### Work to be completed
Every record that follows must be duplicated exactly, with images left out.

### Record excerpts
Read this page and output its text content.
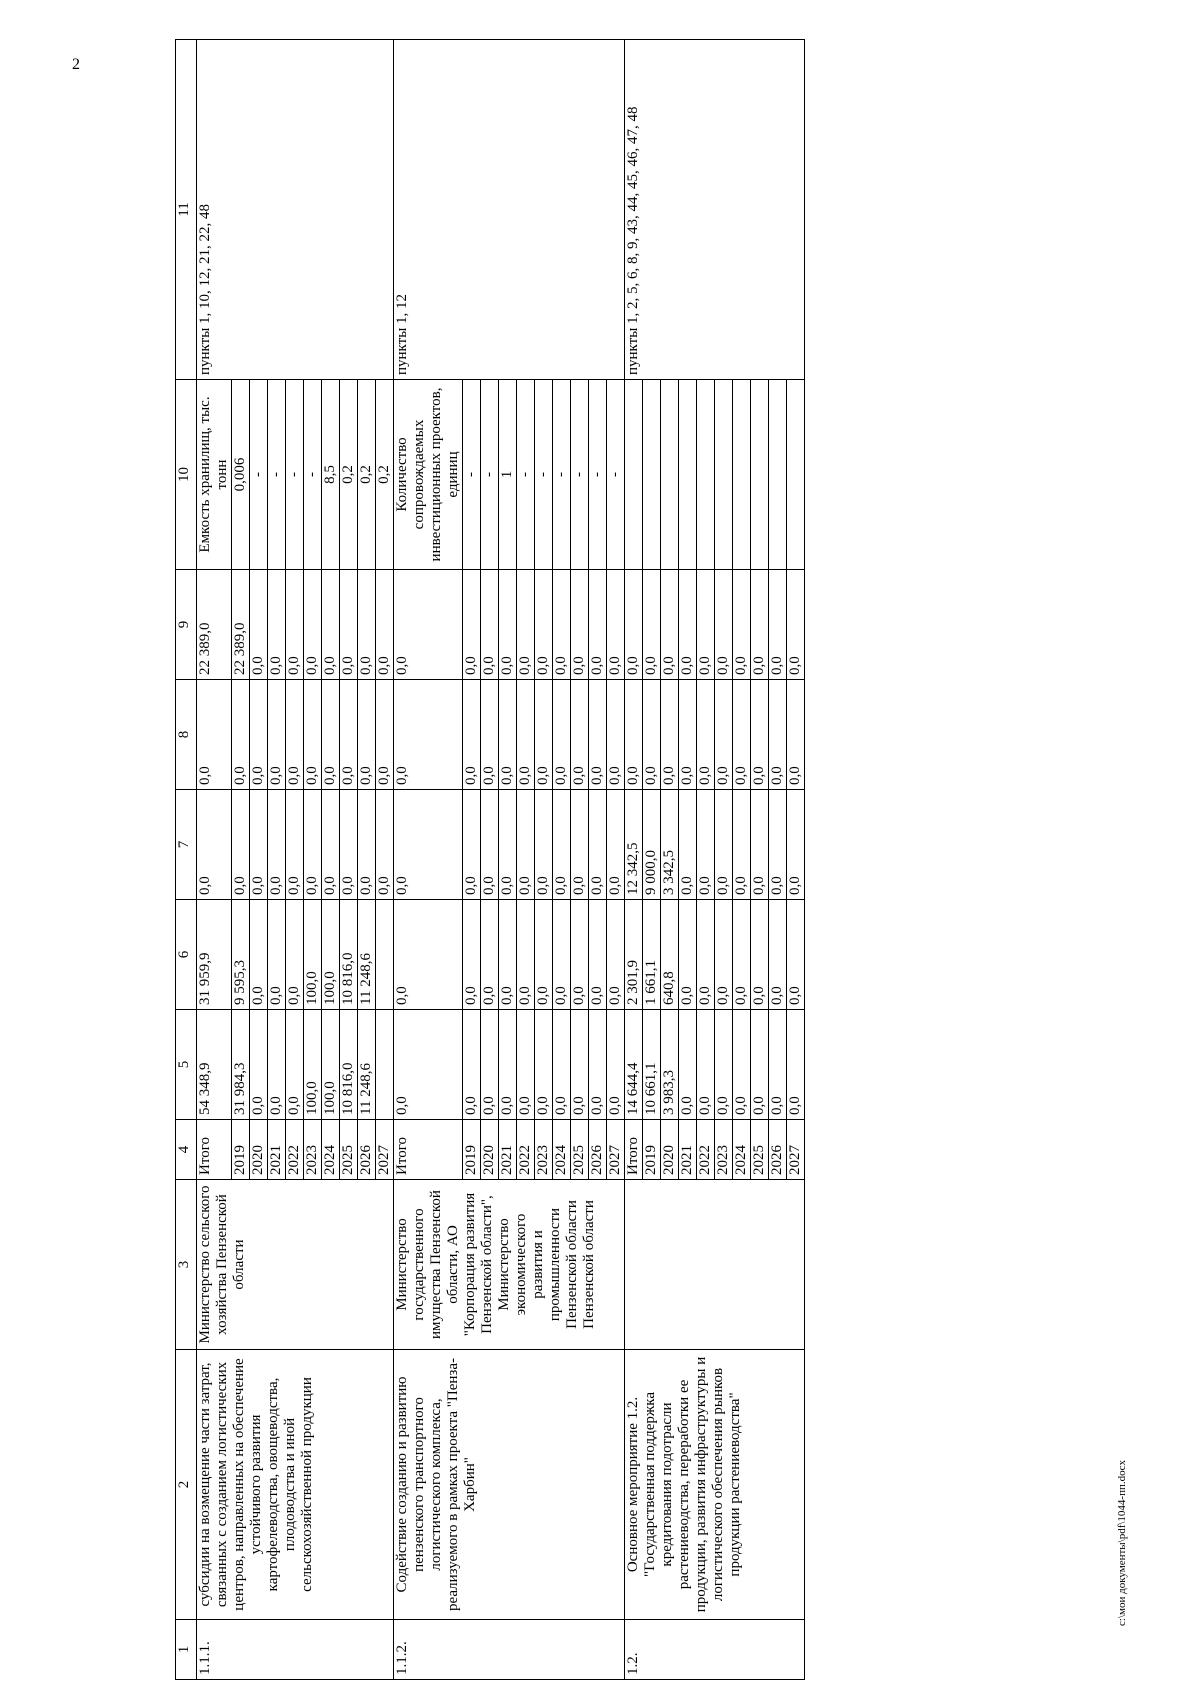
2
1	2	3	4	5	6	7	8	9	10	11
1.1.1.	субсидии на возмещение части затрат, связанных с созданием логистических центров, направленных на обеспечение устойчивого развития картофелеводства, овощеводства, плодоводства и иной сельскохозяйственной продукции	Министерство сельского хозяйства Пензенской области	Итого	54 348,9	31 959,9	0,0	0,0	22 389,0	Емкость хранилищ, тыс. тонн	пункты 1, 10, 12, 21, 22, 48
			2019	31 984,3	9 595,3	0,0	0,0	22 389,0	0,006	
			2020	0,0	0,0	0,0	0,0	0,0	-	
			2021	0,0	0,0	0,0	0,0	0,0	-	
			2022	0,0	0,0	0,0	0,0	0,0	-	
			2023	100,0	100,0	0,0	0,0	0,0	-	
			2024	100,0	100,0	0,0	0,0	0,0	8,5	
			2025	10 816,0	10 816,0	0,0	0,0	0,0	0,2	
			2026	11 248,6	11 248,6	0,0	0,0	0,0	0,2	
			2027			0,0	0,0	0,0	0,2	
1.1.2.	Содействие созданию и развитию пензенского транспортного логистического комплекса, реализуемого в рамках проекта "Пенза-Харбин"	Министерство государственного имущества Пензенской области, АО "Корпорация развития Пензенской области", Министерство экономического развития и промышленности Пензенской области Пензенской области	Итого	0,0	0,0	0,0	0,0	0,0	Количество сопровождаемых инвестиционных проектов, единиц	пункты 1, 12
			2019	0,0	0,0	0,0	0,0	0,0	-	
			2020	0,0	0,0	0,0	0,0	0,0	-	
			2021	0,0	0,0	0,0	0,0	0,0	1	
			2022	0,0	0,0	0,0	0,0	0,0	-	
			2023	0,0	0,0	0,0	0,0	0,0	-	
			2024	0,0	0,0	0,0	0,0	0,0	-	
			2025	0,0	0,0	0,0	0,0	0,0	-	
			2026	0,0	0,0	0,0	0,0	0,0	-	
			2027	0,0	0,0	0,0	0,0	0,0	-	
1.2.	Основное мероприятие 1.2. "Государственная поддержка кредитования подотрасли растениеводства, переработки ее продукции, развития инфраструктуры и логистического обеспечения рынков продукции растениеводства"		Итого	14 644,4	2 301,9	12 342,5	0,0	0,0		пункты 1, 2, 5, 6, 8, 9, 43, 44, 45, 46, 47, 48
			2019	10 661,1	1 661,1	9 000,0	0,0	0,0		
			2020	3 983,3	640,8	3 342,5	0,0	0,0		
			2021	0,0	0,0	0,0	0,0	0,0		
			2022	0,0	0,0	0,0	0,0	0,0		
			2023	0,0	0,0	0,0	0,0	0,0		
			2024	0,0	0,0	0,0	0,0	0,0		
			2025	0,0	0,0	0,0	0,0	0,0		
			2026	0,0	0,0	0,0	0,0	0,0		
			2027	0,0	0,0	0,0	0,0	0,0		
c:\мои документы\pdf\1044-пп.docx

### Answer to the problem
Read this page and output its text content.
2
1	2	3	4	5	6	7	8	9	10	11
1.1.1.	субсидии на возмещение части затрат, связанных с созданием логистических центров, направленных на обеспечение устойчивого развития картофелеводства, овощеводства, плодоводства и иной сельскохозяйственной продукции	Министерство сельского хозяйства Пензенской области	Итого	54 348,9	31 959,9	0,0	0,0	22 389,0	Емкость хранилищ, тыс. тонн	пункты 1, 10, 12, 21, 22, 48
			2019	31 984,3	9 595,3	0,0	0,0	22 389,0	0,006	
			2020	0,0	0,0	0,0	0,0	0,0	-	
			2021	0,0	0,0	0,0	0,0	0,0	-	
			2022	0,0	0,0	0,0	0,0	0,0	-	
			2023	100,0	100,0	0,0	0,0	0,0	-	
			2024	100,0	100,0	0,0	0,0	0,0	8,5	
			2025	10 816,0	10 816,0	0,0	0,0	0,0	0,2	
			2026	11 248,6	11 248,6	0,0	0,0	0,0	0,2	
			2027			0,0	0,0	0,0	0,2	
1.1.2.	Содействие созданию и развитию пензенского транспортного логистического комплекса, реализуемого в рамках проекта "Пенза-Харбин"	Министерство государственного имущества Пензенской области, АО "Корпорация развития Пензенской области", Министерство экономического развития и промышленности Пензенской области Пензенской области	Итого	0,0	0,0	0,0	0,0	0,0	Количество сопровождаемых инвестиционных проектов, единиц	пункты 1, 12
			2019	0,0	0,0	0,0	0,0	0,0	-	
			2020	0,0	0,0	0,0	0,0	0,0	-	
			2021	0,0	0,0	0,0	0,0	0,0	1	
			2022	0,0	0,0	0,0	0,0	0,0	-	
			2023	0,0	0,0	0,0	0,0	0,0	-	
			2024	0,0	0,0	0,0	0,0	0,0	-	
			2025	0,0	0,0	0,0	0,0	0,0	-	
			2026	0,0	0,0	0,0	0,0	0,0	-	
			2027	0,0	0,0	0,0	0,0	0,0	-	
1.2.	Основное мероприятие 1.2. "Государственная поддержка кредитования подотрасли растениеводства, переработки ее продукции, развития инфраструктуры и логистического обеспечения рынков продукции растениеводства"		Итого	14 644,4	2 301,9	12 342,5	0,0	0,0		пункты 1, 2, 5, 6, 8, 9, 43, 44, 45, 46, 47, 48
			2019	10 661,1	1 661,1	9 000,0	0,0	0,0		
			2020	3 983,3	640,8	3 342,5	0,0	0,0		
			2021	0,0	0,0	0,0	0,0	0,0		
			2022	0,0	0,0	0,0	0,0	0,0		
			2023	0,0	0,0	0,0	0,0	0,0		
			2024	0,0	0,0	0,0	0,0	0,0		
			2025	0,0	0,0	0,0	0,0	0,0		
			2026	0,0	0,0	0,0	0,0	0,0		
			2027	0,0	0,0	0,0	0,0	0,0		
c:\мои документы\pdf\1044-пп.docx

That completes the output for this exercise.